▶ [Figure record listings]:
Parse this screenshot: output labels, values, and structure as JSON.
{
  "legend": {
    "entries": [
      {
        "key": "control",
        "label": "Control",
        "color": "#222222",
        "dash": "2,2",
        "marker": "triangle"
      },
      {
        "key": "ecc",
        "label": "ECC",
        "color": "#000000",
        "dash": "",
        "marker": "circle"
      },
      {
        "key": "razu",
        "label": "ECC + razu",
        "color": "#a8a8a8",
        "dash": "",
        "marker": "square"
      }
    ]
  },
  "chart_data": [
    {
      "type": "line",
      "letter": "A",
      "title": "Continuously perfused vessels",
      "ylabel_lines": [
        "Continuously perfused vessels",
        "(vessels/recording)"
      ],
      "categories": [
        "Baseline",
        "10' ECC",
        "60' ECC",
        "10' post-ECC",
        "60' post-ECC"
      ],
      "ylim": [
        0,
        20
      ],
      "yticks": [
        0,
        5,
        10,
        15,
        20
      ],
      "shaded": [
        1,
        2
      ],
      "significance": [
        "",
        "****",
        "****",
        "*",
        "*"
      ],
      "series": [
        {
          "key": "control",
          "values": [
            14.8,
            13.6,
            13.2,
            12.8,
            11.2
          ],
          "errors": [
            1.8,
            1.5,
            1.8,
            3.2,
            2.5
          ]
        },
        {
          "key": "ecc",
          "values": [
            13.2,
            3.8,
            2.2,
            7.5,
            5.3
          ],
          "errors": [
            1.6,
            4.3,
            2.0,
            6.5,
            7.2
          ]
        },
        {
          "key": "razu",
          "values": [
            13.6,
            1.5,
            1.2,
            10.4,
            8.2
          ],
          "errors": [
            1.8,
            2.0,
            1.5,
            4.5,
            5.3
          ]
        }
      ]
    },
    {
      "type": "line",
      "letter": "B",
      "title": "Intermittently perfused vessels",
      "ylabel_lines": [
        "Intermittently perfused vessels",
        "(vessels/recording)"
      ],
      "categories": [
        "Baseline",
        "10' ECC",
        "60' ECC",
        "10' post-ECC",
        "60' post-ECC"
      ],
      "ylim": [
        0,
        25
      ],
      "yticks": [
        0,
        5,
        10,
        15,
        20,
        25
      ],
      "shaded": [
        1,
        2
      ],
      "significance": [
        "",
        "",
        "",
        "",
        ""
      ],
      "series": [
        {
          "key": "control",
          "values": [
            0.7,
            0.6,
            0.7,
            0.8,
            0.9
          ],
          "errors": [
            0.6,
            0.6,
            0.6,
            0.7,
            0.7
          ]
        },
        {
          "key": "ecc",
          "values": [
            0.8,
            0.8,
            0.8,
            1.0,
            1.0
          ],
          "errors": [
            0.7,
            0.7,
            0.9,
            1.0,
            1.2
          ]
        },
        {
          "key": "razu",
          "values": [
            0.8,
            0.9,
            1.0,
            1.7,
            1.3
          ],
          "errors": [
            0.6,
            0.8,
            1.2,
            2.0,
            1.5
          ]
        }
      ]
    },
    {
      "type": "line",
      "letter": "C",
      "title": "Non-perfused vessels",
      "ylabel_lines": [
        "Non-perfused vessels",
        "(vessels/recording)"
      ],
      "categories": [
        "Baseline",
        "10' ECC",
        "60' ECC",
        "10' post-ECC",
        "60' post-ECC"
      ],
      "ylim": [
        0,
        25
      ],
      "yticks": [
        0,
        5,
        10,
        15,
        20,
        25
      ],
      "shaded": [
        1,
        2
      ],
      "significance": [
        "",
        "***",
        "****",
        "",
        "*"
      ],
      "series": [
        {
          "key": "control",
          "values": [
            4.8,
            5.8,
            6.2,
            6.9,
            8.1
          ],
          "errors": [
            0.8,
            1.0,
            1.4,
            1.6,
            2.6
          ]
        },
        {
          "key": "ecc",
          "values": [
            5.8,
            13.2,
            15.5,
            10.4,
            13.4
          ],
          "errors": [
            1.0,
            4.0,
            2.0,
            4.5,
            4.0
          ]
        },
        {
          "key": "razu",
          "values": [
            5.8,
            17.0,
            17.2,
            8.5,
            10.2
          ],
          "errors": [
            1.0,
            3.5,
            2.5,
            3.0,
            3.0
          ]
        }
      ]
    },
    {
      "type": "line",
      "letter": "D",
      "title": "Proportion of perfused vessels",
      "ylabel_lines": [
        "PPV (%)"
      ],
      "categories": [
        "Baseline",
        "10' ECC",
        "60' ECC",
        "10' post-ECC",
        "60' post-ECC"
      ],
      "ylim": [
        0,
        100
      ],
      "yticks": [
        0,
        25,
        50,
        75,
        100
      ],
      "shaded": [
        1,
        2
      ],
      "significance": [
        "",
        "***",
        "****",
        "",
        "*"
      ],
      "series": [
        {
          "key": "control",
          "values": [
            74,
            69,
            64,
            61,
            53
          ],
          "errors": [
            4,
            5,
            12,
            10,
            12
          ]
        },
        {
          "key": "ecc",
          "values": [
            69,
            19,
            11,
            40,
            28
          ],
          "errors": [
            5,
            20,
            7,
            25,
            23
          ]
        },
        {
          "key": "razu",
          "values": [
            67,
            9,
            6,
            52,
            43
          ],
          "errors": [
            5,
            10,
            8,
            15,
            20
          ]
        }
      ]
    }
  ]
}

▶ [Challenge]: Your task is to retype all the records above with nothing left out.

▶ [Result]:
Parse this screenshot: output labels, values, and structure as JSON.
{
  "legend": {
    "entries": [
      {
        "key": "control",
        "label": "Control",
        "color": "#222222",
        "dash": "2,2",
        "marker": "triangle"
      },
      {
        "key": "ecc",
        "label": "ECC",
        "color": "#000000",
        "dash": "",
        "marker": "circle"
      },
      {
        "key": "razu",
        "label": "ECC + razu",
        "color": "#a8a8a8",
        "dash": "",
        "marker": "square"
      }
    ]
  },
  "chart_data": [
    {
      "type": "line",
      "letter": "A",
      "title": "Continuously perfused vessels",
      "ylabel_lines": [
        "Continuously perfused vessels",
        "(vessels/recording)"
      ],
      "categories": [
        "Baseline",
        "10' ECC",
        "60' ECC",
        "10' post-ECC",
        "60' post-ECC"
      ],
      "ylim": [
        0,
        20
      ],
      "yticks": [
        0,
        5,
        10,
        15,
        20
      ],
      "shaded": [
        1,
        2
      ],
      "significance": [
        "",
        "****",
        "****",
        "*",
        "*"
      ],
      "series": [
        {
          "key": "control",
          "values": [
            14.8,
            13.6,
            13.2,
            12.8,
            11.2
          ],
          "errors": [
            1.8,
            1.5,
            1.8,
            3.2,
            2.5
          ]
        },
        {
          "key": "ecc",
          "values": [
            13.2,
            3.8,
            2.2,
            7.5,
            5.3
          ],
          "errors": [
            1.6,
            4.3,
            2.0,
            6.5,
            7.2
          ]
        },
        {
          "key": "razu",
          "values": [
            13.6,
            1.5,
            1.2,
            10.4,
            8.2
          ],
          "errors": [
            1.8,
            2.0,
            1.5,
            4.5,
            5.3
          ]
        }
      ]
    },
    {
      "type": "line",
      "letter": "B",
      "title": "Intermittently perfused vessels",
      "ylabel_lines": [
        "Intermittently perfused vessels",
        "(vessels/recording)"
      ],
      "categories": [
        "Baseline",
        "10' ECC",
        "60' ECC",
        "10' post-ECC",
        "60' post-ECC"
      ],
      "ylim": [
        0,
        25
      ],
      "yticks": [
        0,
        5,
        10,
        15,
        20,
        25
      ],
      "shaded": [
        1,
        2
      ],
      "significance": [
        "",
        "",
        "",
        "",
        ""
      ],
      "series": [
        {
          "key": "control",
          "values": [
            0.7,
            0.6,
            0.7,
            0.8,
            0.9
          ],
          "errors": [
            0.6,
            0.6,
            0.6,
            0.7,
            0.7
          ]
        },
        {
          "key": "ecc",
          "values": [
            0.8,
            0.8,
            0.8,
            1.0,
            1.0
          ],
          "errors": [
            0.7,
            0.7,
            0.9,
            1.0,
            1.2
          ]
        },
        {
          "key": "razu",
          "values": [
            0.8,
            0.9,
            1.0,
            1.7,
            1.3
          ],
          "errors": [
            0.6,
            0.8,
            1.2,
            2.0,
            1.5
          ]
        }
      ]
    },
    {
      "type": "line",
      "letter": "C",
      "title": "Non-perfused vessels",
      "ylabel_lines": [
        "Non-perfused vessels",
        "(vessels/recording)"
      ],
      "categories": [
        "Baseline",
        "10' ECC",
        "60' ECC",
        "10' post-ECC",
        "60' post-ECC"
      ],
      "ylim": [
        0,
        25
      ],
      "yticks": [
        0,
        5,
        10,
        15,
        20,
        25
      ],
      "shaded": [
        1,
        2
      ],
      "significance": [
        "",
        "***",
        "****",
        "",
        "*"
      ],
      "series": [
        {
          "key": "control",
          "values": [
            4.8,
            5.8,
            6.2,
            6.9,
            8.1
          ],
          "errors": [
            0.8,
            1.0,
            1.4,
            1.6,
            2.6
          ]
        },
        {
          "key": "ecc",
          "values": [
            5.8,
            13.2,
            15.5,
            10.4,
            13.4
          ],
          "errors": [
            1.0,
            4.0,
            2.0,
            4.5,
            4.0
          ]
        },
        {
          "key": "razu",
          "values": [
            5.8,
            17.0,
            17.2,
            8.5,
            10.2
          ],
          "errors": [
            1.0,
            3.5,
            2.5,
            3.0,
            3.0
          ]
        }
      ]
    },
    {
      "type": "line",
      "letter": "D",
      "title": "Proportion of perfused vessels",
      "ylabel_lines": [
        "PPV (%)"
      ],
      "categories": [
        "Baseline",
        "10' ECC",
        "60' ECC",
        "10' post-ECC",
        "60' post-ECC"
      ],
      "ylim": [
        0,
        100
      ],
      "yticks": [
        0,
        25,
        50,
        75,
        100
      ],
      "shaded": [
        1,
        2
      ],
      "significance": [
        "",
        "***",
        "****",
        "",
        "*"
      ],
      "series": [
        {
          "key": "control",
          "values": [
            74,
            69,
            64,
            61,
            53
          ],
          "errors": [
            4,
            5,
            12,
            10,
            12
          ]
        },
        {
          "key": "ecc",
          "values": [
            69,
            19,
            11,
            40,
            28
          ],
          "errors": [
            5,
            20,
            7,
            25,
            23
          ]
        },
        {
          "key": "razu",
          "values": [
            67,
            9,
            6,
            52,
            43
          ],
          "errors": [
            5,
            10,
            8,
            15,
            20
          ]
        }
      ]
    }
  ]
}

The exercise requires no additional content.